--- START ---

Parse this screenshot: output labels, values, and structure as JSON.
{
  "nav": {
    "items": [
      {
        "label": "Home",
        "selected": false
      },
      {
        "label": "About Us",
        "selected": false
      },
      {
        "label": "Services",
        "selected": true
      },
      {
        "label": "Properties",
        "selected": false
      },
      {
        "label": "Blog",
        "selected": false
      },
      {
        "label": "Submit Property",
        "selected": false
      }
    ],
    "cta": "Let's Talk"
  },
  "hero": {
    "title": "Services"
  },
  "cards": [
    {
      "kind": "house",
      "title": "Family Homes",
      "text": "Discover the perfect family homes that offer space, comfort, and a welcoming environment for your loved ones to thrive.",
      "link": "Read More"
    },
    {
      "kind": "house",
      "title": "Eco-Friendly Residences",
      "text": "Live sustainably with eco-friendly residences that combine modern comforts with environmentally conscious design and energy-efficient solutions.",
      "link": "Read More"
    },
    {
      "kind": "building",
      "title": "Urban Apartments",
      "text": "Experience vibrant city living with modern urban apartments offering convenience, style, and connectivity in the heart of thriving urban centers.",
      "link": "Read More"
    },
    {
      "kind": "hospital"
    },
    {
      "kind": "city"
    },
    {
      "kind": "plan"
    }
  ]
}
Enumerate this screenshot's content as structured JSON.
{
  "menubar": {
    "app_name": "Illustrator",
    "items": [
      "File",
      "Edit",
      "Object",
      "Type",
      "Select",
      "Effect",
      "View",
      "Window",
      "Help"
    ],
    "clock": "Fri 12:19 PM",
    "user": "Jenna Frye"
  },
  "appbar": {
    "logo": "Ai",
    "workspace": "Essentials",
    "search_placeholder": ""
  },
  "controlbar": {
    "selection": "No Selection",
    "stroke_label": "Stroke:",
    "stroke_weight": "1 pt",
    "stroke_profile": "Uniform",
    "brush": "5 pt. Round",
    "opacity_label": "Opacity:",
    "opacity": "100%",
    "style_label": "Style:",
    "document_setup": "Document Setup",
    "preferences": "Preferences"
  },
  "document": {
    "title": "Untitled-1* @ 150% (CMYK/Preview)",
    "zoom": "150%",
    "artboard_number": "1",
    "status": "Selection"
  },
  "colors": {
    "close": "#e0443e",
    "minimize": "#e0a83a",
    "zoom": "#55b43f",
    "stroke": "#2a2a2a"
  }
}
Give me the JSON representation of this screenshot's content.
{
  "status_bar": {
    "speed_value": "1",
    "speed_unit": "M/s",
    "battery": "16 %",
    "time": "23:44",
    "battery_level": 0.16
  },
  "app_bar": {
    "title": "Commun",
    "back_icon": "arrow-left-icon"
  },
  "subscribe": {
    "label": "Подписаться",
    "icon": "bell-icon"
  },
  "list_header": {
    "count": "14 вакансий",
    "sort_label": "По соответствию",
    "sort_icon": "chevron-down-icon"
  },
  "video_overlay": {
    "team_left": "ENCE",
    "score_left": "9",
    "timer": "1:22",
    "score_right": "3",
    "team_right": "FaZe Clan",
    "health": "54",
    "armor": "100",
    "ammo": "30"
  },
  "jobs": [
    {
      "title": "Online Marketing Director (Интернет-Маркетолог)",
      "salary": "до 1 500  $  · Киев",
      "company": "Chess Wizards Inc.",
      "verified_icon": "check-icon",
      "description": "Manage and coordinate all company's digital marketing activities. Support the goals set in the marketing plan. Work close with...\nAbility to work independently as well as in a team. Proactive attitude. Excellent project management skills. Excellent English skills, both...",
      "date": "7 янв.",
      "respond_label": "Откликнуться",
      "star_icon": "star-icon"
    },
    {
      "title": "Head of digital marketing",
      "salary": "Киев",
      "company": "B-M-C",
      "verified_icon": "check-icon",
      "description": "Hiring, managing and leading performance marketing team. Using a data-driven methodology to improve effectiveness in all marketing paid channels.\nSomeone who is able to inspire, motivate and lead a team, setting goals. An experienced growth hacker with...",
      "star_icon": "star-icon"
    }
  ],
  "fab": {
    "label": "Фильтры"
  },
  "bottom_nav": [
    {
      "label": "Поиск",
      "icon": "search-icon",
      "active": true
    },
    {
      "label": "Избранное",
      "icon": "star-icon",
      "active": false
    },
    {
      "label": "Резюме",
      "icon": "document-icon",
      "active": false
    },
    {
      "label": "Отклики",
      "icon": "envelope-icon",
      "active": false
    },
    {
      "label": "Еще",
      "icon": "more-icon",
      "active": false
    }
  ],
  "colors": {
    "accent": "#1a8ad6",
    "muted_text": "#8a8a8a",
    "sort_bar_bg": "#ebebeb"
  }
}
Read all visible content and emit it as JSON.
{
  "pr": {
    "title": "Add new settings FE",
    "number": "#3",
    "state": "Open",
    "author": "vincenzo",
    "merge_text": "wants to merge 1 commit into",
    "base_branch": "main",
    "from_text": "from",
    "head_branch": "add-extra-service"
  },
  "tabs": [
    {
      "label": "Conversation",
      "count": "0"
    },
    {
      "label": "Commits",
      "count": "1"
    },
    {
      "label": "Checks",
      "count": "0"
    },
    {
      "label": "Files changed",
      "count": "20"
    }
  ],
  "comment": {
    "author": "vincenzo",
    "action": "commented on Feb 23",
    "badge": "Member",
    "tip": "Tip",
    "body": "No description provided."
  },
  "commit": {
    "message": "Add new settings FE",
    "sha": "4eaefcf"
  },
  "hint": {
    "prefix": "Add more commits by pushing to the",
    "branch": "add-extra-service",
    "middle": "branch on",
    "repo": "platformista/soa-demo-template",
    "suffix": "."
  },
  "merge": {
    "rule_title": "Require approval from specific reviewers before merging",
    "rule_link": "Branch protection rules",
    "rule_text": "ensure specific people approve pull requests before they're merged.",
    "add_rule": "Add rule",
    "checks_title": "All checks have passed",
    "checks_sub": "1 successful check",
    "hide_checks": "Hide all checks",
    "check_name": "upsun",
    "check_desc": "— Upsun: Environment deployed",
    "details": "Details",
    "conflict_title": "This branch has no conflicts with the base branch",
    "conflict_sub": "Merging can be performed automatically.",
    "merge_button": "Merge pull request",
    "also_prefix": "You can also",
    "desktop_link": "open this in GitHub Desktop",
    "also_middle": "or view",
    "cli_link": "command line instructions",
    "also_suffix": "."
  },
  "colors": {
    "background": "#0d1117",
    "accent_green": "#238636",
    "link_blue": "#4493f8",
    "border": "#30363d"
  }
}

--- END ---

◆ **PROMPT**: Print every entry exactly as written.

◆ **PROBLEM SOLUTION**:
Parse this screenshot: output labels, values, and structure as JSON.
{
  "nav": {
    "items": [
      {
        "label": "Home",
        "selected": false
      },
      {
        "label": "About Us",
        "selected": false
      },
      {
        "label": "Services",
        "selected": true
      },
      {
        "label": "Properties",
        "selected": false
      },
      {
        "label": "Blog",
        "selected": false
      },
      {
        "label": "Submit Property",
        "selected": false
      }
    ],
    "cta": "Let's Talk"
  },
  "hero": {
    "title": "Services"
  },
  "cards": [
    {
      "kind": "house",
      "title": "Family Homes",
      "text": "Discover the perfect family homes that offer space, comfort, and a welcoming environment for your loved ones to thrive.",
      "link": "Read More"
    },
    {
      "kind": "house",
      "title": "Eco-Friendly Residences",
      "text": "Live sustainably with eco-friendly residences that combine modern comforts with environmentally conscious design and energy-efficient solutions.",
      "link": "Read More"
    },
    {
      "kind": "building",
      "title": "Urban Apartments",
      "text": "Experience vibrant city living with modern urban apartments offering convenience, style, and connectivity in the heart of thriving urban centers.",
      "link": "Read More"
    },
    {
      "kind": "hospital"
    },
    {
      "kind": "city"
    },
    {
      "kind": "plan"
    }
  ]
}
Enumerate this screenshot's content as structured JSON.
{
  "menubar": {
    "app_name": "Illustrator",
    "items": [
      "File",
      "Edit",
      "Object",
      "Type",
      "Select",
      "Effect",
      "View",
      "Window",
      "Help"
    ],
    "clock": "Fri 12:19 PM",
    "user": "Jenna Frye"
  },
  "appbar": {
    "logo": "Ai",
    "workspace": "Essentials",
    "search_placeholder": ""
  },
  "controlbar": {
    "selection": "No Selection",
    "stroke_label": "Stroke:",
    "stroke_weight": "1 pt",
    "stroke_profile": "Uniform",
    "brush": "5 pt. Round",
    "opacity_label": "Opacity:",
    "opacity": "100%",
    "style_label": "Style:",
    "document_setup": "Document Setup",
    "preferences": "Preferences"
  },
  "document": {
    "title": "Untitled-1* @ 150% (CMYK/Preview)",
    "zoom": "150%",
    "artboard_number": "1",
    "status": "Selection"
  },
  "colors": {
    "close": "#e0443e",
    "minimize": "#e0a83a",
    "zoom": "#55b43f",
    "stroke": "#2a2a2a"
  }
}
Give me the JSON representation of this screenshot's content.
{
  "status_bar": {
    "speed_value": "1",
    "speed_unit": "M/s",
    "battery": "16 %",
    "time": "23:44",
    "battery_level": 0.16
  },
  "app_bar": {
    "title": "Commun",
    "back_icon": "arrow-left-icon"
  },
  "subscribe": {
    "label": "Подписаться",
    "icon": "bell-icon"
  },
  "list_header": {
    "count": "14 вакансий",
    "sort_label": "По соответствию",
    "sort_icon": "chevron-down-icon"
  },
  "video_overlay": {
    "team_left": "ENCE",
    "score_left": "9",
    "timer": "1:22",
    "score_right": "3",
    "team_right": "FaZe Clan",
    "health": "54",
    "armor": "100",
    "ammo": "30"
  },
  "jobs": [
    {
      "title": "Online Marketing Director (Интернет-Маркетолог)",
      "salary": "до 1 500  $  · Киев",
      "company": "Chess Wizards Inc.",
      "verified_icon": "check-icon",
      "description": "Manage and coordinate all company's digital marketing activities. Support the goals set in the marketing plan. Work close with...\nAbility to work independently as well as in a team. Proactive attitude. Excellent project management skills. Excellent English skills, both...",
      "date": "7 янв.",
      "respond_label": "Откликнуться",
      "star_icon": "star-icon"
    },
    {
      "title": "Head of digital marketing",
      "salary": "Киев",
      "company": "B-M-C",
      "verified_icon": "check-icon",
      "description": "Hiring, managing and leading performance marketing team. Using a data-driven methodology to improve effectiveness in all marketing paid channels.\nSomeone who is able to inspire, motivate and lead a team, setting goals. An experienced growth hacker with...",
      "star_icon": "star-icon"
    }
  ],
  "fab": {
    "label": "Фильтры"
  },
  "bottom_nav": [
    {
      "label": "Поиск",
      "icon": "search-icon",
      "active": true
    },
    {
      "label": "Избранное",
      "icon": "star-icon",
      "active": false
    },
    {
      "label": "Резюме",
      "icon": "document-icon",
      "active": false
    },
    {
      "label": "Отклики",
      "icon": "envelope-icon",
      "active": false
    },
    {
      "label": "Еще",
      "icon": "more-icon",
      "active": false
    }
  ],
  "colors": {
    "accent": "#1a8ad6",
    "muted_text": "#8a8a8a",
    "sort_bar_bg": "#ebebeb"
  }
}
Read all visible content and emit it as JSON.
{
  "pr": {
    "title": "Add new settings FE",
    "number": "#3",
    "state": "Open",
    "author": "vincenzo",
    "merge_text": "wants to merge 1 commit into",
    "base_branch": "main",
    "from_text": "from",
    "head_branch": "add-extra-service"
  },
  "tabs": [
    {
      "label": "Conversation",
      "count": "0"
    },
    {
      "label": "Commits",
      "count": "1"
    },
    {
      "label": "Checks",
      "count": "0"
    },
    {
      "label": "Files changed",
      "count": "20"
    }
  ],
  "comment": {
    "author": "vincenzo",
    "action": "commented on Feb 23",
    "badge": "Member",
    "tip": "Tip",
    "body": "No description provided."
  },
  "commit": {
    "message": "Add new settings FE",
    "sha": "4eaefcf"
  },
  "hint": {
    "prefix": "Add more commits by pushing to the",
    "branch": "add-extra-service",
    "middle": "branch on",
    "repo": "platformista/soa-demo-template",
    "suffix": "."
  },
  "merge": {
    "rule_title": "Require approval from specific reviewers before merging",
    "rule_link": "Branch protection rules",
    "rule_text": "ensure specific people approve pull requests before they're merged.",
    "add_rule": "Add rule",
    "checks_title": "All checks have passed",
    "checks_sub": "1 successful check",
    "hide_checks": "Hide all checks",
    "check_name": "upsun",
    "check_desc": "— Upsun: Environment deployed",
    "details": "Details",
    "conflict_title": "This branch has no conflicts with the base branch",
    "conflict_sub": "Merging can be performed automatically.",
    "merge_button": "Merge pull request",
    "also_prefix": "You can also",
    "desktop_link": "open this in GitHub Desktop",
    "also_middle": "or view",
    "cli_link": "command line instructions",
    "also_suffix": "."
  },
  "colors": {
    "background": "#0d1117",
    "accent_green": "#238636",
    "link_blue": "#4493f8",
    "border": "#30363d"
  }
}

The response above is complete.